TASK DETAILS »
Copy every line of the entries below verbatim.

Region and label listings:

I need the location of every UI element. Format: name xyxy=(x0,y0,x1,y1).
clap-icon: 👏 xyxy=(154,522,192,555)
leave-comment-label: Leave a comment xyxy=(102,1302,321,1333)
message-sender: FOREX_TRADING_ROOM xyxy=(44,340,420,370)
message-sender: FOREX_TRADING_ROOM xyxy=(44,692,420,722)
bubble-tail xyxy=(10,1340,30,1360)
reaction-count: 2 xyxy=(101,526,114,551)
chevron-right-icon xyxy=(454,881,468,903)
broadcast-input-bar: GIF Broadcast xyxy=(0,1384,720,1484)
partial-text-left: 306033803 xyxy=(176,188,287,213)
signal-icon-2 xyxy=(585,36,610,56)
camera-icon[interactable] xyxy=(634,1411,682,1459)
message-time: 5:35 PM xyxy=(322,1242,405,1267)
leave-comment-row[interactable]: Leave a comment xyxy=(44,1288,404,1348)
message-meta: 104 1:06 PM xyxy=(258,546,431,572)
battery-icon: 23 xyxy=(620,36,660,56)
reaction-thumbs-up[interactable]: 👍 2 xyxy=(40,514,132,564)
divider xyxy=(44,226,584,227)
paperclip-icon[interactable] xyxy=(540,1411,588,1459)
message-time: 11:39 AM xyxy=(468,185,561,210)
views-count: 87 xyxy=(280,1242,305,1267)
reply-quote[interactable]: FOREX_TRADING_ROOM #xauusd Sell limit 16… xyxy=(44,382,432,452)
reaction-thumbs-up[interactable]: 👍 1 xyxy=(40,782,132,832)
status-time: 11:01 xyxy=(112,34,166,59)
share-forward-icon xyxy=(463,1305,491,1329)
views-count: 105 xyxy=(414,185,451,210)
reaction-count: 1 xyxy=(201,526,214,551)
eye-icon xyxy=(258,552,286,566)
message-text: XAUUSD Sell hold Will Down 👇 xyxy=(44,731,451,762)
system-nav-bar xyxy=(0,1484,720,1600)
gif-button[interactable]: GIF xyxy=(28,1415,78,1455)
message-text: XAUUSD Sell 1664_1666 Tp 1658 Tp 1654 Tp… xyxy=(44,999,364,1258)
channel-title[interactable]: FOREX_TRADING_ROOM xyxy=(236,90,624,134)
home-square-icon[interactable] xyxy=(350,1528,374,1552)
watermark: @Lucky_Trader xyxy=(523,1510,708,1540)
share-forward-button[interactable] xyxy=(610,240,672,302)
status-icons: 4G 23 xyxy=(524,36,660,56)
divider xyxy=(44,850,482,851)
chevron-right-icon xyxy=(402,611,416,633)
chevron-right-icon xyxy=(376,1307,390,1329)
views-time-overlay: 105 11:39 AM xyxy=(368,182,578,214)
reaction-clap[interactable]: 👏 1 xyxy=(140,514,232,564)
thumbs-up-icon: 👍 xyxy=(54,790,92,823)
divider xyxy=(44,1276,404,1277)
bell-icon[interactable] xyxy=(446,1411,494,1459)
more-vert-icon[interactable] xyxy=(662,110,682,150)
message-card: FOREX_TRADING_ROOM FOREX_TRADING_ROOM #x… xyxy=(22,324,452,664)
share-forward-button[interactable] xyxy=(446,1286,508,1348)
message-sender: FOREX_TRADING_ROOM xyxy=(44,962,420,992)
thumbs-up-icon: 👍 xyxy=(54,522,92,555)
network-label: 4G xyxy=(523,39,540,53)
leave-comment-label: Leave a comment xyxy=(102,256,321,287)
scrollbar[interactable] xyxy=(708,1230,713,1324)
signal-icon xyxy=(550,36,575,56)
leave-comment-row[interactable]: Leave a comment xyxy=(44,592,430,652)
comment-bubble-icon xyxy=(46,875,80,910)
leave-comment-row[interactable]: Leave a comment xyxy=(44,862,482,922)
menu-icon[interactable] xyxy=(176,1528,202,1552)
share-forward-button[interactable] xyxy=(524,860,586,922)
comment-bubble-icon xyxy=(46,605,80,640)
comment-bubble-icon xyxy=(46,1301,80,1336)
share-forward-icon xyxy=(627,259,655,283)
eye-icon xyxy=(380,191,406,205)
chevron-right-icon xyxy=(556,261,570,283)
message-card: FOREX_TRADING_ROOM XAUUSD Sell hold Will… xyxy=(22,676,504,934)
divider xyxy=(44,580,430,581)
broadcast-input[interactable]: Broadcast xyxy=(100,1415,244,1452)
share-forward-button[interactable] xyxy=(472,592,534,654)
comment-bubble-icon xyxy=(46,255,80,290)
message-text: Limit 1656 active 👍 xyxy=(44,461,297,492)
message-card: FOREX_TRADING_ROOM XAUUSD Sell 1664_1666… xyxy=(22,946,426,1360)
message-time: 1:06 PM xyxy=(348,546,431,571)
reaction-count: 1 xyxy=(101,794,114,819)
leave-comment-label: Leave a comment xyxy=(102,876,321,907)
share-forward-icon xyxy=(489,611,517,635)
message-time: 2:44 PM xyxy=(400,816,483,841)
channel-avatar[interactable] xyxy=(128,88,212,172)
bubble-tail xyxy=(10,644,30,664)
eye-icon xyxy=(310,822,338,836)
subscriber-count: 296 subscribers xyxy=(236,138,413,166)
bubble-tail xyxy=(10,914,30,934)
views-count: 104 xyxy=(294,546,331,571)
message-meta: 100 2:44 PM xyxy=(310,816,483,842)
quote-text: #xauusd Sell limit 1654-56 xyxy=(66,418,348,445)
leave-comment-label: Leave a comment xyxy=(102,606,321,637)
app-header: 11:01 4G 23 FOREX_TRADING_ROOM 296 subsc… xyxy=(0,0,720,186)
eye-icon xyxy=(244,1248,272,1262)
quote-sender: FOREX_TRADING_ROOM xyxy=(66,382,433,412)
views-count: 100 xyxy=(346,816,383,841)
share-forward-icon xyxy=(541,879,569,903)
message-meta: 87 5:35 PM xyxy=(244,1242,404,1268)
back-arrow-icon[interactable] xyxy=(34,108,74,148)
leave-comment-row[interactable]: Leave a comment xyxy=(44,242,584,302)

EXPECTED ANSWER »
I need the location of every UI element. Format: name xyxy=(x0,y0,x1,y1).
clap-icon: 👏 xyxy=(154,522,192,555)
leave-comment-label: Leave a comment xyxy=(102,1302,321,1333)
message-sender: FOREX_TRADING_ROOM xyxy=(44,340,420,370)
message-sender: FOREX_TRADING_ROOM xyxy=(44,692,420,722)
bubble-tail xyxy=(10,1340,30,1360)
reaction-count: 2 xyxy=(101,526,114,551)
chevron-right-icon xyxy=(454,881,468,903)
broadcast-input-bar: GIF Broadcast xyxy=(0,1384,720,1484)
partial-text-left: 306033803 xyxy=(176,188,287,213)
signal-icon-2 xyxy=(585,36,610,56)
camera-icon[interactable] xyxy=(634,1411,682,1459)
message-time: 5:35 PM xyxy=(322,1242,405,1267)
leave-comment-row[interactable]: Leave a comment xyxy=(44,1288,404,1348)
message-meta: 104 1:06 PM xyxy=(258,546,431,572)
battery-icon: 23 xyxy=(620,36,660,56)
reaction-thumbs-up[interactable]: 👍 2 xyxy=(40,514,132,564)
divider xyxy=(44,226,584,227)
paperclip-icon[interactable] xyxy=(540,1411,588,1459)
message-time: 11:39 AM xyxy=(468,185,561,210)
views-count: 87 xyxy=(280,1242,305,1267)
reply-quote[interactable]: FOREX_TRADING_ROOM #xauusd Sell limit 16… xyxy=(44,382,432,452)
reaction-thumbs-up[interactable]: 👍 1 xyxy=(40,782,132,832)
status-time: 11:01 xyxy=(112,34,166,59)
share-forward-icon xyxy=(463,1305,491,1329)
views-count: 105 xyxy=(414,185,451,210)
reaction-count: 1 xyxy=(201,526,214,551)
eye-icon xyxy=(258,552,286,566)
message-text: XAUUSD Sell hold Will Down 👇 xyxy=(44,731,451,762)
system-nav-bar xyxy=(0,1484,720,1600)
gif-button[interactable]: GIF xyxy=(28,1415,78,1455)
message-text: XAUUSD Sell 1664_1666 Tp 1658 Tp 1654 Tp… xyxy=(44,999,364,1258)
channel-title[interactable]: FOREX_TRADING_ROOM xyxy=(236,90,624,134)
home-square-icon[interactable] xyxy=(350,1528,374,1552)
watermark: @Lucky_Trader xyxy=(523,1510,708,1540)
share-forward-button[interactable] xyxy=(610,240,672,302)
status-icons: 4G 23 xyxy=(524,36,660,56)
divider xyxy=(44,850,482,851)
chevron-right-icon xyxy=(402,611,416,633)
chevron-right-icon xyxy=(376,1307,390,1329)
views-time-overlay: 105 11:39 AM xyxy=(368,182,578,214)
reaction-clap[interactable]: 👏 1 xyxy=(140,514,232,564)
thumbs-up-icon: 👍 xyxy=(54,790,92,823)
divider xyxy=(44,1276,404,1277)
bell-icon[interactable] xyxy=(446,1411,494,1459)
more-vert-icon[interactable] xyxy=(662,110,682,150)
message-card: FOREX_TRADING_ROOM FOREX_TRADING_ROOM #x… xyxy=(22,324,452,664)
share-forward-button[interactable] xyxy=(446,1286,508,1348)
message-sender: FOREX_TRADING_ROOM xyxy=(44,962,420,992)
thumbs-up-icon: 👍 xyxy=(54,522,92,555)
network-label: 4G xyxy=(523,39,540,53)
leave-comment-label: Leave a comment xyxy=(102,256,321,287)
scrollbar[interactable] xyxy=(708,1230,713,1324)
signal-icon xyxy=(550,36,575,56)
leave-comment-row[interactable]: Leave a comment xyxy=(44,592,430,652)
comment-bubble-icon xyxy=(46,875,80,910)
leave-comment-row[interactable]: Leave a comment xyxy=(44,862,482,922)
menu-icon[interactable] xyxy=(176,1528,202,1552)
share-forward-button[interactable] xyxy=(524,860,586,922)
comment-bubble-icon xyxy=(46,605,80,640)
comment-bubble-icon xyxy=(46,1301,80,1336)
share-forward-icon xyxy=(627,259,655,283)
eye-icon xyxy=(380,191,406,205)
chevron-right-icon xyxy=(556,261,570,283)
message-card: FOREX_TRADING_ROOM XAUUSD Sell hold Will… xyxy=(22,676,504,934)
divider xyxy=(44,580,430,581)
broadcast-input[interactable]: Broadcast xyxy=(100,1415,244,1452)
share-forward-button[interactable] xyxy=(472,592,534,654)
comment-bubble-icon xyxy=(46,255,80,290)
message-text: Limit 1656 active 👍 xyxy=(44,461,297,492)
message-card: FOREX_TRADING_ROOM XAUUSD Sell 1664_1666… xyxy=(22,946,426,1360)
message-time: 1:06 PM xyxy=(348,546,431,571)
reaction-count: 1 xyxy=(101,794,114,819)
leave-comment-label: Leave a comment xyxy=(102,876,321,907)
share-forward-icon xyxy=(489,611,517,635)
message-time: 2:44 PM xyxy=(400,816,483,841)
channel-avatar[interactable] xyxy=(128,88,212,172)
bubble-tail xyxy=(10,644,30,664)
eye-icon xyxy=(310,822,338,836)
subscriber-count: 296 subscribers xyxy=(236,138,413,166)
bubble-tail xyxy=(10,914,30,934)
views-count: 104 xyxy=(294,546,331,571)
message-meta: 100 2:44 PM xyxy=(310,816,483,842)
quote-text: #xauusd Sell limit 1654-56 xyxy=(66,418,348,445)
leave-comment-label: Leave a comment xyxy=(102,606,321,637)
app-header: 11:01 4G 23 FOREX_TRADING_ROOM 296 subsc… xyxy=(0,0,720,186)
eye-icon xyxy=(244,1248,272,1262)
quote-sender: FOREX_TRADING_ROOM xyxy=(66,382,433,412)
views-count: 100 xyxy=(346,816,383,841)
share-forward-icon xyxy=(541,879,569,903)
message-meta: 87 5:35 PM xyxy=(244,1242,404,1268)
back-arrow-icon[interactable] xyxy=(34,108,74,148)
leave-comment-row[interactable]: Leave a comment xyxy=(44,242,584,302)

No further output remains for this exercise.